TASK TO CARRY OUT
Find the word "Driving" in the data. Return every line where it appears.
·····
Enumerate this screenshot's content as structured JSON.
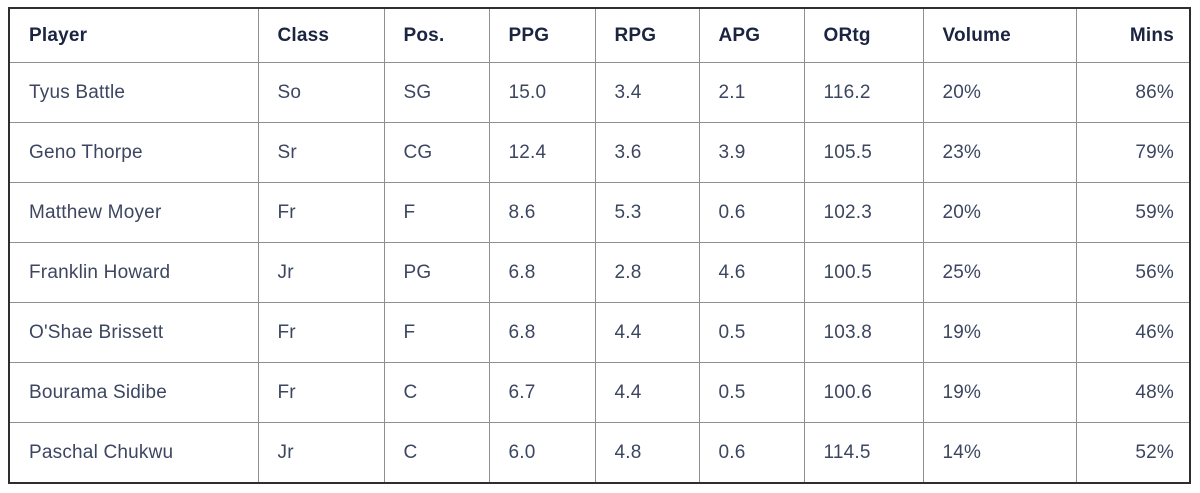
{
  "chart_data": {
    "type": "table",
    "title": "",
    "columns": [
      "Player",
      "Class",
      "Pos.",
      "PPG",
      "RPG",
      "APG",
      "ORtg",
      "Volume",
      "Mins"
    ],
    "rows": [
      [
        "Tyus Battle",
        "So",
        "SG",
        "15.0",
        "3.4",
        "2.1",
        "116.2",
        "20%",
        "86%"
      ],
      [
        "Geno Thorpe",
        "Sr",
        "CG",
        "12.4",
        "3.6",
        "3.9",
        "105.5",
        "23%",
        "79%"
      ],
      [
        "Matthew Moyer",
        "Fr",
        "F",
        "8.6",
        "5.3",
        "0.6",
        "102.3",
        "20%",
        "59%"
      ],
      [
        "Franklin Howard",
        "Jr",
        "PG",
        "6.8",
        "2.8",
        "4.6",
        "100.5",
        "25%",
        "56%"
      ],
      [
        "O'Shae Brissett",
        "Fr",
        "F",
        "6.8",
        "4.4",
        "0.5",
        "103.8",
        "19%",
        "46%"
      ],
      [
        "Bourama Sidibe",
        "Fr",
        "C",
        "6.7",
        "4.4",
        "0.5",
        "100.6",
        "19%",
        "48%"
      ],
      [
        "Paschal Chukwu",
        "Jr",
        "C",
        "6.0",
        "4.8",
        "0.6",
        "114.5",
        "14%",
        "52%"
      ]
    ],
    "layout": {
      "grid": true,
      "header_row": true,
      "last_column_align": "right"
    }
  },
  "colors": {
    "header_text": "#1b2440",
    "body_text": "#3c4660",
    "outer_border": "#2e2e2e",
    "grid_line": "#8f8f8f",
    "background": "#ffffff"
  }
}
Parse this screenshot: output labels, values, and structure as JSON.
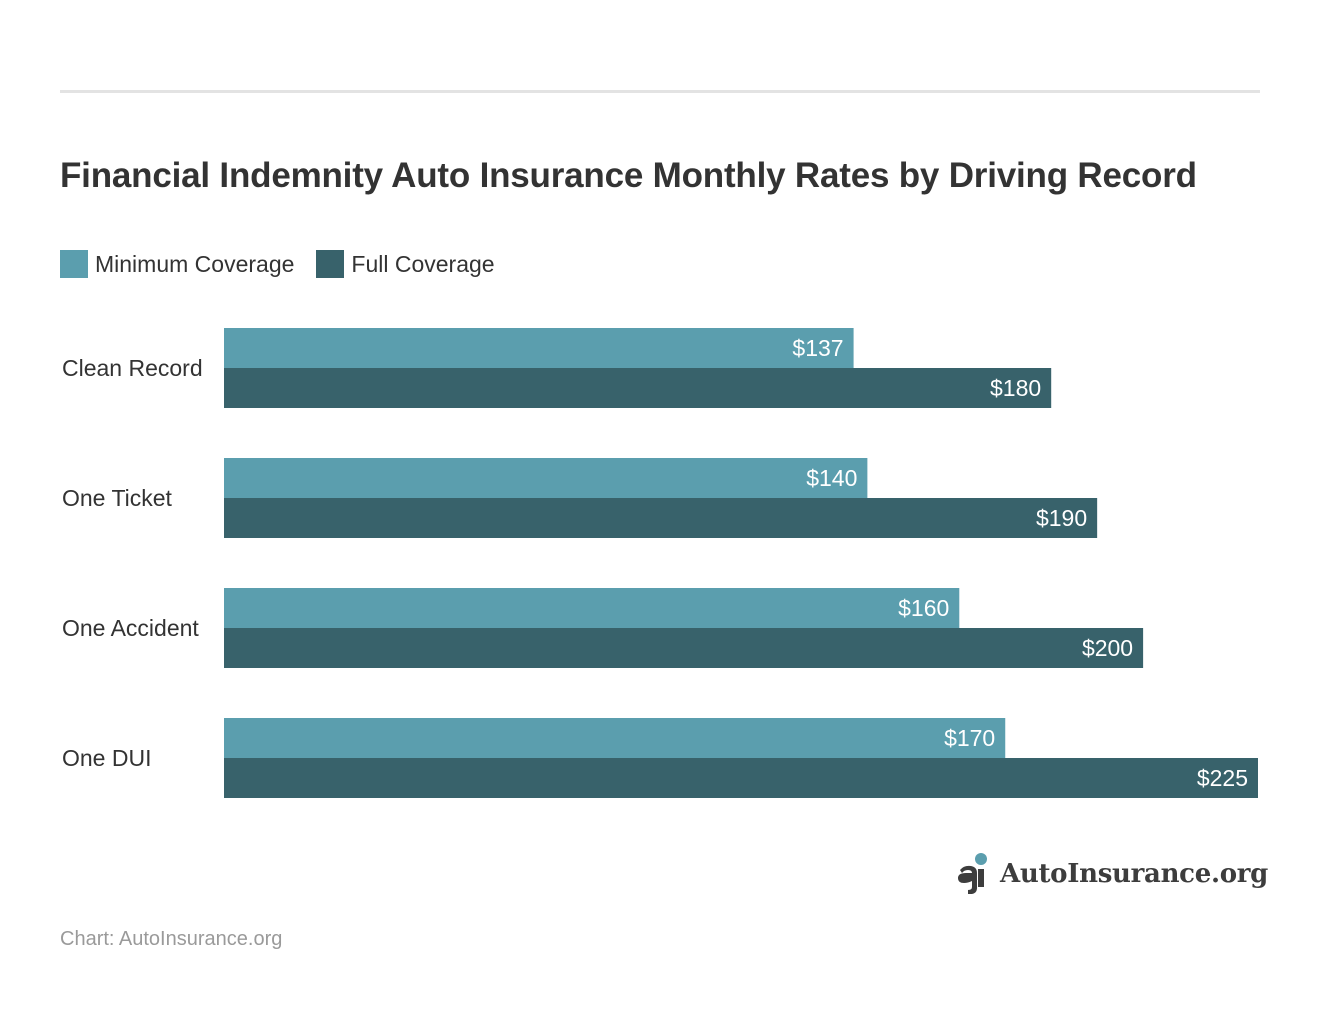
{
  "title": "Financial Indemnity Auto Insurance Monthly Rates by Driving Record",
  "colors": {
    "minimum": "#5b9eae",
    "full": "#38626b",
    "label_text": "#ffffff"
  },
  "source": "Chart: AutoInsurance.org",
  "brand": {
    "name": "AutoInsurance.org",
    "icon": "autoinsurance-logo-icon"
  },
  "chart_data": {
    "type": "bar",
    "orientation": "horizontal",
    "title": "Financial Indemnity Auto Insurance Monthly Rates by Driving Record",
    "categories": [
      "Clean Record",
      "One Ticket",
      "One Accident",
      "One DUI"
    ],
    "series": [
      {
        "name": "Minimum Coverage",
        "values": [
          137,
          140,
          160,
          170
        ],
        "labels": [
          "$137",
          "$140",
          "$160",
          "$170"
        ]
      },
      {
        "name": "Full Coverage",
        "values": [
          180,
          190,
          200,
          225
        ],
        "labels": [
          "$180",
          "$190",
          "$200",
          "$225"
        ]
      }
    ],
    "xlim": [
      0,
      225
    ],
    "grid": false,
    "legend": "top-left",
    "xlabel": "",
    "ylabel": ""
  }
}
·····
PROBLEM SOLUTION
  "title": "Financial Indemnity Auto Insurance Monthly Rates by Driving Record",
    "title": "Financial Indemnity Auto Insurance Monthly Rates by Driving Record",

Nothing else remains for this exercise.